[Stored data entries]
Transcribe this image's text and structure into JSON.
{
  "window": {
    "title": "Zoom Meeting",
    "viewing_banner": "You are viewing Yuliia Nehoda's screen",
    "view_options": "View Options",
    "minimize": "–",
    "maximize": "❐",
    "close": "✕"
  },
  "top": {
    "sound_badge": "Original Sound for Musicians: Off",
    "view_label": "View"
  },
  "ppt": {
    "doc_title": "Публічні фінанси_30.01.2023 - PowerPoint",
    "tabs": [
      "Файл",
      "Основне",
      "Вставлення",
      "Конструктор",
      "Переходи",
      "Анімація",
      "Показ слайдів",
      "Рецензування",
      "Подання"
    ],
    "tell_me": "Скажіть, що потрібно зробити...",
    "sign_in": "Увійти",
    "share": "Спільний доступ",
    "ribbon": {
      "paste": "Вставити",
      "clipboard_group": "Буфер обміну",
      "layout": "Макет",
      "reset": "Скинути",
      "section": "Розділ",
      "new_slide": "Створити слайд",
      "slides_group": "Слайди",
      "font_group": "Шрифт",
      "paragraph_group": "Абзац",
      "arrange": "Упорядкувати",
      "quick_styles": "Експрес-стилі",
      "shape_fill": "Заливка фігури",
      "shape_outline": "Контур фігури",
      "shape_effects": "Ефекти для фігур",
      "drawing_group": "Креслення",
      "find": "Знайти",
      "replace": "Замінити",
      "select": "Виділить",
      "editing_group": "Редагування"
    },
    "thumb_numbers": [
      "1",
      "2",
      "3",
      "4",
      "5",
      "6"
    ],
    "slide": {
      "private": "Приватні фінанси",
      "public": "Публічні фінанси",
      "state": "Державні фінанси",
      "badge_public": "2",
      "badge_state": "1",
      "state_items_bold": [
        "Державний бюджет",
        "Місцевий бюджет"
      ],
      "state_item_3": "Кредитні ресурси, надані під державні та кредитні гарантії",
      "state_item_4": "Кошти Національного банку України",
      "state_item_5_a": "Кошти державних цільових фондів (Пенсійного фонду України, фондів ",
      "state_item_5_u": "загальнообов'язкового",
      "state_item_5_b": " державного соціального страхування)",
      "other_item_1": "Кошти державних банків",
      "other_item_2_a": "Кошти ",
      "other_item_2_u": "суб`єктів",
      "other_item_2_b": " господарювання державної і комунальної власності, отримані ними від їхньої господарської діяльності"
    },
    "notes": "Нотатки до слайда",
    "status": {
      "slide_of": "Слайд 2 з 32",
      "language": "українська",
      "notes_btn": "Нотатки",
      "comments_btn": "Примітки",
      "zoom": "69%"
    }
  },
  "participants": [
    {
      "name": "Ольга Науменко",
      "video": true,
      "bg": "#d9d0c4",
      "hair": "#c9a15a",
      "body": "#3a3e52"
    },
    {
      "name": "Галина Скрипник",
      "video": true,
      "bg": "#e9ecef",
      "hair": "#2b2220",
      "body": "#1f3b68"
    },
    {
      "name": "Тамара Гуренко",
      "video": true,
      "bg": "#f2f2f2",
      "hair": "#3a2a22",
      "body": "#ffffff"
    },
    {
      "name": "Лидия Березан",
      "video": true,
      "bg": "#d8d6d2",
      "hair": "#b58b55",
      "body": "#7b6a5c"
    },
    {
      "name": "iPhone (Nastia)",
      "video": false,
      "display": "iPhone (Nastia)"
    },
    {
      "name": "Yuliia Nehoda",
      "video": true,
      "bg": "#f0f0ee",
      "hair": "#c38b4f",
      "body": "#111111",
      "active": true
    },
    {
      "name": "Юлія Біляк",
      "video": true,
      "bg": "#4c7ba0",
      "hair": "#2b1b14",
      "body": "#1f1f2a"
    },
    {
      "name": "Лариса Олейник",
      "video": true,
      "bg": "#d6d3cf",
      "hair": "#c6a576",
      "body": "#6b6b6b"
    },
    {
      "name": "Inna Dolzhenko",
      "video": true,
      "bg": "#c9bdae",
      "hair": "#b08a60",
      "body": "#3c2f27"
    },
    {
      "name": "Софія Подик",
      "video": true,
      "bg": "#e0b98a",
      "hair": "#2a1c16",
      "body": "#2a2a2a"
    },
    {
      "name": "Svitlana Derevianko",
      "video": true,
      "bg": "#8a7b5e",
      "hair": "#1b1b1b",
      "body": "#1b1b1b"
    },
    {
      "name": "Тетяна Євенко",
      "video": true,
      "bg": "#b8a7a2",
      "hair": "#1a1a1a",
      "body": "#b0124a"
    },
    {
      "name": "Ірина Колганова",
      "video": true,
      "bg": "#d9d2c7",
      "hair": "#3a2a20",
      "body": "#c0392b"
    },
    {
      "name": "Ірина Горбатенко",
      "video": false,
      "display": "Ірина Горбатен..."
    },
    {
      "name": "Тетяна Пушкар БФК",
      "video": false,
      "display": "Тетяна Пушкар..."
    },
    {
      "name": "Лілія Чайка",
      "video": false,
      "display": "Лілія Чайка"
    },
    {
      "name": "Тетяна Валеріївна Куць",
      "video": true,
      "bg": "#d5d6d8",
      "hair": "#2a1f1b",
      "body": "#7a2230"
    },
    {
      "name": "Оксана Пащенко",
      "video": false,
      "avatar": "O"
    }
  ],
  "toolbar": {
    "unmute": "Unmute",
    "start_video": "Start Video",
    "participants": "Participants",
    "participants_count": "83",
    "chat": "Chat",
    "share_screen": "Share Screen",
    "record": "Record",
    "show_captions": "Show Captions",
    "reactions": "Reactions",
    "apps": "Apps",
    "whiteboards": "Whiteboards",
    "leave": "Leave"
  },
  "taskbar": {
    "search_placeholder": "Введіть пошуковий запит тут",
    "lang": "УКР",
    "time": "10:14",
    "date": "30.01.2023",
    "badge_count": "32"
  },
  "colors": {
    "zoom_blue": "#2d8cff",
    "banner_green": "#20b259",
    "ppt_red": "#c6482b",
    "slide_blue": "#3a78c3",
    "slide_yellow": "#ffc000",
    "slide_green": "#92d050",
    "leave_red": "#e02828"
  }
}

- WORK TO DO
Using the material above, print every entry exactly as written.

- SOLVED EXERCISE
Transcribe this image's text and structure into JSON.
{
  "window": {
    "title": "Zoom Meeting",
    "viewing_banner": "You are viewing Yuliia Nehoda's screen",
    "view_options": "View Options",
    "minimize": "–",
    "maximize": "❐",
    "close": "✕"
  },
  "top": {
    "sound_badge": "Original Sound for Musicians: Off",
    "view_label": "View"
  },
  "ppt": {
    "doc_title": "Публічні фінанси_30.01.2023 - PowerPoint",
    "tabs": [
      "Файл",
      "Основне",
      "Вставлення",
      "Конструктор",
      "Переходи",
      "Анімація",
      "Показ слайдів",
      "Рецензування",
      "Подання"
    ],
    "tell_me": "Скажіть, що потрібно зробити...",
    "sign_in": "Увійти",
    "share": "Спільний доступ",
    "ribbon": {
      "paste": "Вставити",
      "clipboard_group": "Буфер обміну",
      "layout": "Макет",
      "reset": "Скинути",
      "section": "Розділ",
      "new_slide": "Створити слайд",
      "slides_group": "Слайди",
      "font_group": "Шрифт",
      "paragraph_group": "Абзац",
      "arrange": "Упорядкувати",
      "quick_styles": "Експрес-стилі",
      "shape_fill": "Заливка фігури",
      "shape_outline": "Контур фігури",
      "shape_effects": "Ефекти для фігур",
      "drawing_group": "Креслення",
      "find": "Знайти",
      "replace": "Замінити",
      "select": "Виділить",
      "editing_group": "Редагування"
    },
    "thumb_numbers": [
      "1",
      "2",
      "3",
      "4",
      "5",
      "6"
    ],
    "slide": {
      "private": "Приватні фінанси",
      "public": "Публічні фінанси",
      "state": "Державні фінанси",
      "badge_public": "2",
      "badge_state": "1",
      "state_items_bold": [
        "Державний бюджет",
        "Місцевий бюджет"
      ],
      "state_item_3": "Кредитні ресурси, надані під державні та кредитні гарантії",
      "state_item_4": "Кошти Національного банку України",
      "state_item_5_a": "Кошти державних цільових фондів (Пенсійного фонду України, фондів ",
      "state_item_5_u": "загальнообов'язкового",
      "state_item_5_b": " державного соціального страхування)",
      "other_item_1": "Кошти державних банків",
      "other_item_2_a": "Кошти ",
      "other_item_2_u": "суб`єктів",
      "other_item_2_b": " господарювання державної і комунальної власності, отримані ними від їхньої господарської діяльності"
    },
    "notes": "Нотатки до слайда",
    "status": {
      "slide_of": "Слайд 2 з 32",
      "language": "українська",
      "notes_btn": "Нотатки",
      "comments_btn": "Примітки",
      "zoom": "69%"
    }
  },
  "participants": [
    {
      "name": "Ольга Науменко",
      "video": true,
      "bg": "#d9d0c4",
      "hair": "#c9a15a",
      "body": "#3a3e52"
    },
    {
      "name": "Галина Скрипник",
      "video": true,
      "bg": "#e9ecef",
      "hair": "#2b2220",
      "body": "#1f3b68"
    },
    {
      "name": "Тамара Гуренко",
      "video": true,
      "bg": "#f2f2f2",
      "hair": "#3a2a22",
      "body": "#ffffff"
    },
    {
      "name": "Лидия Березан",
      "video": true,
      "bg": "#d8d6d2",
      "hair": "#b58b55",
      "body": "#7b6a5c"
    },
    {
      "name": "iPhone (Nastia)",
      "video": false,
      "display": "iPhone (Nastia)"
    },
    {
      "name": "Yuliia Nehoda",
      "video": true,
      "bg": "#f0f0ee",
      "hair": "#c38b4f",
      "body": "#111111",
      "active": true
    },
    {
      "name": "Юлія Біляк",
      "video": true,
      "bg": "#4c7ba0",
      "hair": "#2b1b14",
      "body": "#1f1f2a"
    },
    {
      "name": "Лариса Олейник",
      "video": true,
      "bg": "#d6d3cf",
      "hair": "#c6a576",
      "body": "#6b6b6b"
    },
    {
      "name": "Inna Dolzhenko",
      "video": true,
      "bg": "#c9bdae",
      "hair": "#b08a60",
      "body": "#3c2f27"
    },
    {
      "name": "Софія Подик",
      "video": true,
      "bg": "#e0b98a",
      "hair": "#2a1c16",
      "body": "#2a2a2a"
    },
    {
      "name": "Svitlana Derevianko",
      "video": true,
      "bg": "#8a7b5e",
      "hair": "#1b1b1b",
      "body": "#1b1b1b"
    },
    {
      "name": "Тетяна Євенко",
      "video": true,
      "bg": "#b8a7a2",
      "hair": "#1a1a1a",
      "body": "#b0124a"
    },
    {
      "name": "Ірина Колганова",
      "video": true,
      "bg": "#d9d2c7",
      "hair": "#3a2a20",
      "body": "#c0392b"
    },
    {
      "name": "Ірина Горбатенко",
      "video": false,
      "display": "Ірина Горбатен..."
    },
    {
      "name": "Тетяна Пушкар БФК",
      "video": false,
      "display": "Тетяна Пушкар..."
    },
    {
      "name": "Лілія Чайка",
      "video": false,
      "display": "Лілія Чайка"
    },
    {
      "name": "Тетяна Валеріївна Куць",
      "video": true,
      "bg": "#d5d6d8",
      "hair": "#2a1f1b",
      "body": "#7a2230"
    },
    {
      "name": "Оксана Пащенко",
      "video": false,
      "avatar": "O"
    }
  ],
  "toolbar": {
    "unmute": "Unmute",
    "start_video": "Start Video",
    "participants": "Participants",
    "participants_count": "83",
    "chat": "Chat",
    "share_screen": "Share Screen",
    "record": "Record",
    "show_captions": "Show Captions",
    "reactions": "Reactions",
    "apps": "Apps",
    "whiteboards": "Whiteboards",
    "leave": "Leave"
  },
  "taskbar": {
    "search_placeholder": "Введіть пошуковий запит тут",
    "lang": "УКР",
    "time": "10:14",
    "date": "30.01.2023",
    "badge_count": "32"
  },
  "colors": {
    "zoom_blue": "#2d8cff",
    "banner_green": "#20b259",
    "ppt_red": "#c6482b",
    "slide_blue": "#3a78c3",
    "slide_yellow": "#ffc000",
    "slide_green": "#92d050",
    "leave_red": "#e02828"
  }
}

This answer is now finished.